**Material for the task:**
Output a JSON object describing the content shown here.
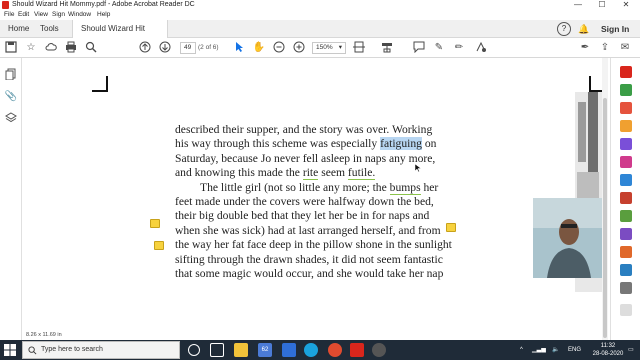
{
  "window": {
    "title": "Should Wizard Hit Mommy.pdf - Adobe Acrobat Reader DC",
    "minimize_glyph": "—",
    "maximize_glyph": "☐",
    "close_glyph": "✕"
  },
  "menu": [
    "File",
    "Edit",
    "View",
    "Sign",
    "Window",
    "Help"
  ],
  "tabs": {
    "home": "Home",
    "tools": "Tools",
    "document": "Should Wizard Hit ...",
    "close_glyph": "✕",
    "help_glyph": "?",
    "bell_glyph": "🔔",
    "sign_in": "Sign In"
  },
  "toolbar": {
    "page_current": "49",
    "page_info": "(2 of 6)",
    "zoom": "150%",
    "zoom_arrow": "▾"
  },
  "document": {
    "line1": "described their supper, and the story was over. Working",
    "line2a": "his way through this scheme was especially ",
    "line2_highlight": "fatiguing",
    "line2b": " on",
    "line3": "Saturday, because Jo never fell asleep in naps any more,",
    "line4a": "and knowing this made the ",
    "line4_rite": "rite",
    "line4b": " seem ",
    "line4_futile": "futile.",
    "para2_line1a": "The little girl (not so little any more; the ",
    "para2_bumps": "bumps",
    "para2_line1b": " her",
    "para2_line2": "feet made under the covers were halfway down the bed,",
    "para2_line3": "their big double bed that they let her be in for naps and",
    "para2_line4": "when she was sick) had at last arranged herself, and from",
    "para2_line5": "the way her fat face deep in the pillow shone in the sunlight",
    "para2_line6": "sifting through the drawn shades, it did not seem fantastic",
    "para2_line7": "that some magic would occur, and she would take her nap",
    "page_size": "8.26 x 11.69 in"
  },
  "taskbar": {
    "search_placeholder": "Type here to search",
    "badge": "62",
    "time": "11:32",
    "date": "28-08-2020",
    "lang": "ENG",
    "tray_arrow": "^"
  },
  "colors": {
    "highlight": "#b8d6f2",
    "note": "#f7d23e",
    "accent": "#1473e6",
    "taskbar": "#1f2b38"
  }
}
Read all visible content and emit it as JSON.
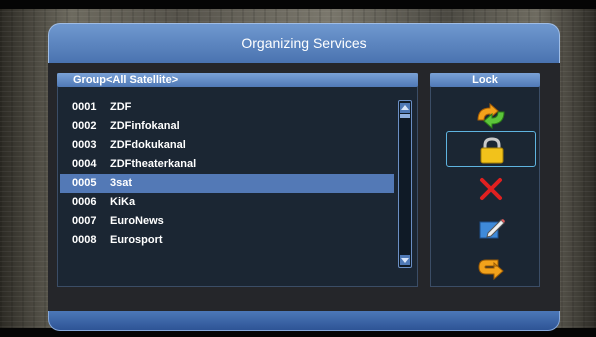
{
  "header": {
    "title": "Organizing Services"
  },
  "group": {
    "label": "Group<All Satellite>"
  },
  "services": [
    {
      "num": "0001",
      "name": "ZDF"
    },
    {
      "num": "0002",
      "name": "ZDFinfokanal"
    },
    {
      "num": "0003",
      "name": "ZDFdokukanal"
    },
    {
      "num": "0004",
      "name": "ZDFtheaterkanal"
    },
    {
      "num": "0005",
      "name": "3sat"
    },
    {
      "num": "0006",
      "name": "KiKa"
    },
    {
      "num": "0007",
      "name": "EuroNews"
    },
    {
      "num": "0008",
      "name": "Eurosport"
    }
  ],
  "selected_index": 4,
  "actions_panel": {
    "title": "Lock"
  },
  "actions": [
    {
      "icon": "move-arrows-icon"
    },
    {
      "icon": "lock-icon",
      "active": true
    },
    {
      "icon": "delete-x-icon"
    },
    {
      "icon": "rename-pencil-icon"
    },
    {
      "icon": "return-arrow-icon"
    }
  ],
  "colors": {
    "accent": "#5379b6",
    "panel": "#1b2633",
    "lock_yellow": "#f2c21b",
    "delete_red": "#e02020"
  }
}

**What is asked:**
Find out how many lines in the listing contain the string "Wizard". Give the number alone.

**Result of this task:**
2